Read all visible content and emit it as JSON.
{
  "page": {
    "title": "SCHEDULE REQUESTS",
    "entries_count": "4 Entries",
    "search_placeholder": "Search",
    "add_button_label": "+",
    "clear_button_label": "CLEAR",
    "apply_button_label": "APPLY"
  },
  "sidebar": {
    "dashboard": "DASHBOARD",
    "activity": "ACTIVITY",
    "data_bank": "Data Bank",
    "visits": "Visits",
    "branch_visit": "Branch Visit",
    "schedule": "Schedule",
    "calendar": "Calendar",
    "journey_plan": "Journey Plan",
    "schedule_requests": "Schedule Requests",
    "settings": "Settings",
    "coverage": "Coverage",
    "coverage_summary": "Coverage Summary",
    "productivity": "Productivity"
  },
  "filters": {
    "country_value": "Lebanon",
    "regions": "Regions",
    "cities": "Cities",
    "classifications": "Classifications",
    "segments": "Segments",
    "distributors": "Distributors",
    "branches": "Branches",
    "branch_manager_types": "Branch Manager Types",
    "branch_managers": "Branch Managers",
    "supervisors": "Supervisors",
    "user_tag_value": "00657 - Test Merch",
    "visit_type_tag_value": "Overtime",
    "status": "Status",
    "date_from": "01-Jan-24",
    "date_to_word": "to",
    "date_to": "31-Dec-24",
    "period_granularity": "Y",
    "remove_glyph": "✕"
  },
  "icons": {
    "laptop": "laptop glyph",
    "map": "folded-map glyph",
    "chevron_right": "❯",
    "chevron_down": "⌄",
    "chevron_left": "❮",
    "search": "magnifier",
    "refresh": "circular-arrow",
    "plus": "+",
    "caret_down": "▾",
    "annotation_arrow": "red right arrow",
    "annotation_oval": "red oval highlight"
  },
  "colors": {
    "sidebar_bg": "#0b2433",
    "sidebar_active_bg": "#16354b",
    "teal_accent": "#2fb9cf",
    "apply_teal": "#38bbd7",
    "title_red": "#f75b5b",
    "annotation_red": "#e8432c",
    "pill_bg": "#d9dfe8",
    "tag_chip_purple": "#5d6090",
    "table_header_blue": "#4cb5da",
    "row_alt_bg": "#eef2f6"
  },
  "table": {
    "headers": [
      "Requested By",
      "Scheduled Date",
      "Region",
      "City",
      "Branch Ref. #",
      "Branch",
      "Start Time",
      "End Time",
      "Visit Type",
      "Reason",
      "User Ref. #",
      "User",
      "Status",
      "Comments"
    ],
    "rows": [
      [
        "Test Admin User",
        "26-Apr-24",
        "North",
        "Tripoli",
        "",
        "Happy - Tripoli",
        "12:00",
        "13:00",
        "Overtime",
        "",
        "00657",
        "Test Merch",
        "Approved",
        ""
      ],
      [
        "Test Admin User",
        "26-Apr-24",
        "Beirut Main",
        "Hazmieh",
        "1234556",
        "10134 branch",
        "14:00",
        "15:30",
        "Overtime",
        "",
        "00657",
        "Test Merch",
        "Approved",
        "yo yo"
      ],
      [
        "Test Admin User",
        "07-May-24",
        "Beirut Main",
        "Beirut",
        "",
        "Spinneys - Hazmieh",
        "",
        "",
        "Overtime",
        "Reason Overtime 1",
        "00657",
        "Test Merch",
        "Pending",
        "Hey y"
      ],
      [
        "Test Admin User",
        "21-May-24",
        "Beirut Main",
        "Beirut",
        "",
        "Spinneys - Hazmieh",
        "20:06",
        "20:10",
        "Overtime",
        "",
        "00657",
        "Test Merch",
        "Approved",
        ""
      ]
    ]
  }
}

▬▬▬▬▬▬▬▬▬▬

Could you reproduce every record above exactly as it appears?

Read all visible content and emit it as JSON.
{
  "page": {
    "title": "SCHEDULE REQUESTS",
    "entries_count": "4 Entries",
    "search_placeholder": "Search",
    "add_button_label": "+",
    "clear_button_label": "CLEAR",
    "apply_button_label": "APPLY"
  },
  "sidebar": {
    "dashboard": "DASHBOARD",
    "activity": "ACTIVITY",
    "data_bank": "Data Bank",
    "visits": "Visits",
    "branch_visit": "Branch Visit",
    "schedule": "Schedule",
    "calendar": "Calendar",
    "journey_plan": "Journey Plan",
    "schedule_requests": "Schedule Requests",
    "settings": "Settings",
    "coverage": "Coverage",
    "coverage_summary": "Coverage Summary",
    "productivity": "Productivity"
  },
  "filters": {
    "country_value": "Lebanon",
    "regions": "Regions",
    "cities": "Cities",
    "classifications": "Classifications",
    "segments": "Segments",
    "distributors": "Distributors",
    "branches": "Branches",
    "branch_manager_types": "Branch Manager Types",
    "branch_managers": "Branch Managers",
    "supervisors": "Supervisors",
    "user_tag_value": "00657 - Test Merch",
    "visit_type_tag_value": "Overtime",
    "status": "Status",
    "date_from": "01-Jan-24",
    "date_to_word": "to",
    "date_to": "31-Dec-24",
    "period_granularity": "Y",
    "remove_glyph": "✕"
  },
  "icons": {
    "laptop": "laptop glyph",
    "map": "folded-map glyph",
    "chevron_right": "❯",
    "chevron_down": "⌄",
    "chevron_left": "❮",
    "search": "magnifier",
    "refresh": "circular-arrow",
    "plus": "+",
    "caret_down": "▾",
    "annotation_arrow": "red right arrow",
    "annotation_oval": "red oval highlight"
  },
  "colors": {
    "sidebar_bg": "#0b2433",
    "sidebar_active_bg": "#16354b",
    "teal_accent": "#2fb9cf",
    "apply_teal": "#38bbd7",
    "title_red": "#f75b5b",
    "annotation_red": "#e8432c",
    "pill_bg": "#d9dfe8",
    "tag_chip_purple": "#5d6090",
    "table_header_blue": "#4cb5da",
    "row_alt_bg": "#eef2f6"
  },
  "table": {
    "headers": [
      "Requested By",
      "Scheduled Date",
      "Region",
      "City",
      "Branch Ref. #",
      "Branch",
      "Start Time",
      "End Time",
      "Visit Type",
      "Reason",
      "User Ref. #",
      "User",
      "Status",
      "Comments"
    ],
    "rows": [
      [
        "Test Admin User",
        "26-Apr-24",
        "North",
        "Tripoli",
        "",
        "Happy - Tripoli",
        "12:00",
        "13:00",
        "Overtime",
        "",
        "00657",
        "Test Merch",
        "Approved",
        ""
      ],
      [
        "Test Admin User",
        "26-Apr-24",
        "Beirut Main",
        "Hazmieh",
        "1234556",
        "10134 branch",
        "14:00",
        "15:30",
        "Overtime",
        "",
        "00657",
        "Test Merch",
        "Approved",
        "yo yo"
      ],
      [
        "Test Admin User",
        "07-May-24",
        "Beirut Main",
        "Beirut",
        "",
        "Spinneys - Hazmieh",
        "",
        "",
        "Overtime",
        "Reason Overtime 1",
        "00657",
        "Test Merch",
        "Pending",
        "Hey y"
      ],
      [
        "Test Admin User",
        "21-May-24",
        "Beirut Main",
        "Beirut",
        "",
        "Spinneys - Hazmieh",
        "20:06",
        "20:10",
        "Overtime",
        "",
        "00657",
        "Test Merch",
        "Approved",
        ""
      ]
    ]
  }
}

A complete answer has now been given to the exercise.